- The exercise -
For every line in the records that has the word "this", make a copy.

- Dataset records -
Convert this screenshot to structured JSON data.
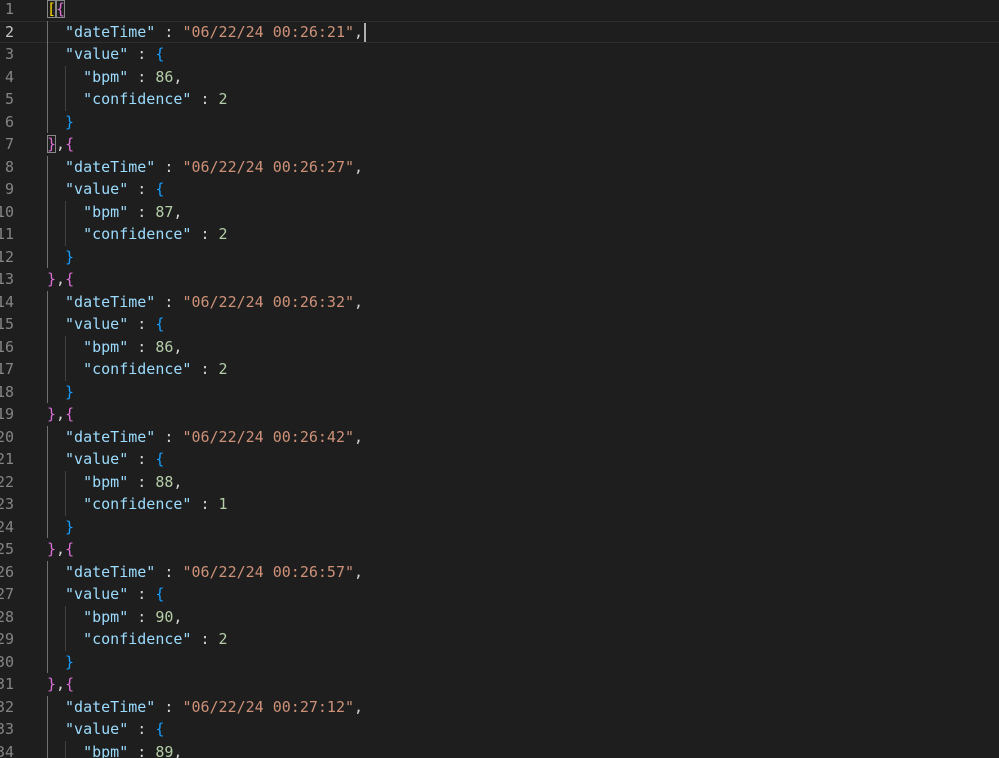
{
  "editor": {
    "language": "json",
    "active_line": 2,
    "colors": {
      "background": "#1e1e1e",
      "key": "#9cdcfe",
      "string": "#ce9178",
      "number": "#b5cea8",
      "bracket_gold": "#ffd700",
      "bracket_purple": "#da70d6",
      "bracket_blue": "#179fff"
    },
    "lines": [
      {
        "number": "1",
        "tokens": [
          {
            "t": "[",
            "c": "b1 bm"
          },
          {
            "t": "{",
            "c": "b2 bm"
          }
        ]
      },
      {
        "number": "2",
        "current": true,
        "indent": 1,
        "tokens": [
          {
            "t": "\"dateTime\"",
            "c": "k"
          },
          {
            "t": " : ",
            "c": "p"
          },
          {
            "t": "\"06/22/24 00:26:21\"",
            "c": "s"
          },
          {
            "t": ",",
            "c": "p"
          }
        ],
        "cursor": true
      },
      {
        "number": "3",
        "indent": 1,
        "tokens": [
          {
            "t": "\"value\"",
            "c": "k"
          },
          {
            "t": " : ",
            "c": "p"
          },
          {
            "t": "{",
            "c": "b3"
          }
        ]
      },
      {
        "number": "4",
        "indent": 2,
        "tokens": [
          {
            "t": "\"bpm\"",
            "c": "k"
          },
          {
            "t": " : ",
            "c": "p"
          },
          {
            "t": "86",
            "c": "n"
          },
          {
            "t": ",",
            "c": "p"
          }
        ]
      },
      {
        "number": "5",
        "indent": 2,
        "tokens": [
          {
            "t": "\"confidence\"",
            "c": "k"
          },
          {
            "t": " : ",
            "c": "p"
          },
          {
            "t": "2",
            "c": "n"
          }
        ]
      },
      {
        "number": "6",
        "indent": 1,
        "tokens": [
          {
            "t": "}",
            "c": "b3"
          }
        ]
      },
      {
        "number": "7",
        "tokens": [
          {
            "t": "}",
            "c": "b2 bm"
          },
          {
            "t": ",",
            "c": "p"
          },
          {
            "t": "{",
            "c": "b2"
          }
        ]
      },
      {
        "number": "8",
        "indent": 1,
        "tokens": [
          {
            "t": "\"dateTime\"",
            "c": "k"
          },
          {
            "t": " : ",
            "c": "p"
          },
          {
            "t": "\"06/22/24 00:26:27\"",
            "c": "s"
          },
          {
            "t": ",",
            "c": "p"
          }
        ]
      },
      {
        "number": "9",
        "indent": 1,
        "tokens": [
          {
            "t": "\"value\"",
            "c": "k"
          },
          {
            "t": " : ",
            "c": "p"
          },
          {
            "t": "{",
            "c": "b3"
          }
        ]
      },
      {
        "number": "10",
        "indent": 2,
        "tokens": [
          {
            "t": "\"bpm\"",
            "c": "k"
          },
          {
            "t": " : ",
            "c": "p"
          },
          {
            "t": "87",
            "c": "n"
          },
          {
            "t": ",",
            "c": "p"
          }
        ]
      },
      {
        "number": "11",
        "indent": 2,
        "tokens": [
          {
            "t": "\"confidence\"",
            "c": "k"
          },
          {
            "t": " : ",
            "c": "p"
          },
          {
            "t": "2",
            "c": "n"
          }
        ]
      },
      {
        "number": "12",
        "indent": 1,
        "tokens": [
          {
            "t": "}",
            "c": "b3"
          }
        ]
      },
      {
        "number": "13",
        "tokens": [
          {
            "t": "}",
            "c": "b2"
          },
          {
            "t": ",",
            "c": "p"
          },
          {
            "t": "{",
            "c": "b2"
          }
        ]
      },
      {
        "number": "14",
        "indent": 1,
        "tokens": [
          {
            "t": "\"dateTime\"",
            "c": "k"
          },
          {
            "t": " : ",
            "c": "p"
          },
          {
            "t": "\"06/22/24 00:26:32\"",
            "c": "s"
          },
          {
            "t": ",",
            "c": "p"
          }
        ]
      },
      {
        "number": "15",
        "indent": 1,
        "tokens": [
          {
            "t": "\"value\"",
            "c": "k"
          },
          {
            "t": " : ",
            "c": "p"
          },
          {
            "t": "{",
            "c": "b3"
          }
        ]
      },
      {
        "number": "16",
        "indent": 2,
        "tokens": [
          {
            "t": "\"bpm\"",
            "c": "k"
          },
          {
            "t": " : ",
            "c": "p"
          },
          {
            "t": "86",
            "c": "n"
          },
          {
            "t": ",",
            "c": "p"
          }
        ]
      },
      {
        "number": "17",
        "indent": 2,
        "tokens": [
          {
            "t": "\"confidence\"",
            "c": "k"
          },
          {
            "t": " : ",
            "c": "p"
          },
          {
            "t": "2",
            "c": "n"
          }
        ]
      },
      {
        "number": "18",
        "indent": 1,
        "tokens": [
          {
            "t": "}",
            "c": "b3"
          }
        ]
      },
      {
        "number": "19",
        "tokens": [
          {
            "t": "}",
            "c": "b2"
          },
          {
            "t": ",",
            "c": "p"
          },
          {
            "t": "{",
            "c": "b2"
          }
        ]
      },
      {
        "number": "20",
        "indent": 1,
        "tokens": [
          {
            "t": "\"dateTime\"",
            "c": "k"
          },
          {
            "t": " : ",
            "c": "p"
          },
          {
            "t": "\"06/22/24 00:26:42\"",
            "c": "s"
          },
          {
            "t": ",",
            "c": "p"
          }
        ]
      },
      {
        "number": "21",
        "indent": 1,
        "tokens": [
          {
            "t": "\"value\"",
            "c": "k"
          },
          {
            "t": " : ",
            "c": "p"
          },
          {
            "t": "{",
            "c": "b3"
          }
        ]
      },
      {
        "number": "22",
        "indent": 2,
        "tokens": [
          {
            "t": "\"bpm\"",
            "c": "k"
          },
          {
            "t": " : ",
            "c": "p"
          },
          {
            "t": "88",
            "c": "n"
          },
          {
            "t": ",",
            "c": "p"
          }
        ]
      },
      {
        "number": "23",
        "indent": 2,
        "tokens": [
          {
            "t": "\"confidence\"",
            "c": "k"
          },
          {
            "t": " : ",
            "c": "p"
          },
          {
            "t": "1",
            "c": "n"
          }
        ]
      },
      {
        "number": "24",
        "indent": 1,
        "tokens": [
          {
            "t": "}",
            "c": "b3"
          }
        ]
      },
      {
        "number": "25",
        "tokens": [
          {
            "t": "}",
            "c": "b2"
          },
          {
            "t": ",",
            "c": "p"
          },
          {
            "t": "{",
            "c": "b2"
          }
        ]
      },
      {
        "number": "26",
        "indent": 1,
        "tokens": [
          {
            "t": "\"dateTime\"",
            "c": "k"
          },
          {
            "t": " : ",
            "c": "p"
          },
          {
            "t": "\"06/22/24 00:26:57\"",
            "c": "s"
          },
          {
            "t": ",",
            "c": "p"
          }
        ]
      },
      {
        "number": "27",
        "indent": 1,
        "tokens": [
          {
            "t": "\"value\"",
            "c": "k"
          },
          {
            "t": " : ",
            "c": "p"
          },
          {
            "t": "{",
            "c": "b3"
          }
        ]
      },
      {
        "number": "28",
        "indent": 2,
        "tokens": [
          {
            "t": "\"bpm\"",
            "c": "k"
          },
          {
            "t": " : ",
            "c": "p"
          },
          {
            "t": "90",
            "c": "n"
          },
          {
            "t": ",",
            "c": "p"
          }
        ]
      },
      {
        "number": "29",
        "indent": 2,
        "tokens": [
          {
            "t": "\"confidence\"",
            "c": "k"
          },
          {
            "t": " : ",
            "c": "p"
          },
          {
            "t": "2",
            "c": "n"
          }
        ]
      },
      {
        "number": "30",
        "indent": 1,
        "tokens": [
          {
            "t": "}",
            "c": "b3"
          }
        ]
      },
      {
        "number": "31",
        "tokens": [
          {
            "t": "}",
            "c": "b2"
          },
          {
            "t": ",",
            "c": "p"
          },
          {
            "t": "{",
            "c": "b2"
          }
        ]
      },
      {
        "number": "32",
        "indent": 1,
        "tokens": [
          {
            "t": "\"dateTime\"",
            "c": "k"
          },
          {
            "t": " : ",
            "c": "p"
          },
          {
            "t": "\"06/22/24 00:27:12\"",
            "c": "s"
          },
          {
            "t": ",",
            "c": "p"
          }
        ]
      },
      {
        "number": "33",
        "indent": 1,
        "tokens": [
          {
            "t": "\"value\"",
            "c": "k"
          },
          {
            "t": " : ",
            "c": "p"
          },
          {
            "t": "{",
            "c": "b3"
          }
        ]
      },
      {
        "number": "34",
        "indent": 2,
        "tokens": [
          {
            "t": "\"bpm\"",
            "c": "k"
          },
          {
            "t": " : ",
            "c": "p"
          },
          {
            "t": "89",
            "c": "n"
          },
          {
            "t": ",",
            "c": "p"
          }
        ]
      }
    ]
  }
}
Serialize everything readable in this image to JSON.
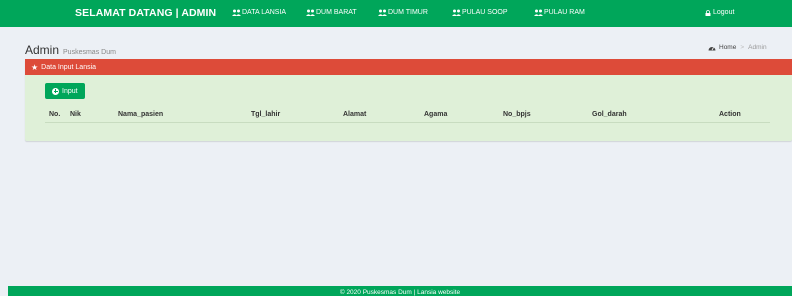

- Complete output -
Convert this screenshot to structured JSON data.
Serialize everything readable in this image to JSON.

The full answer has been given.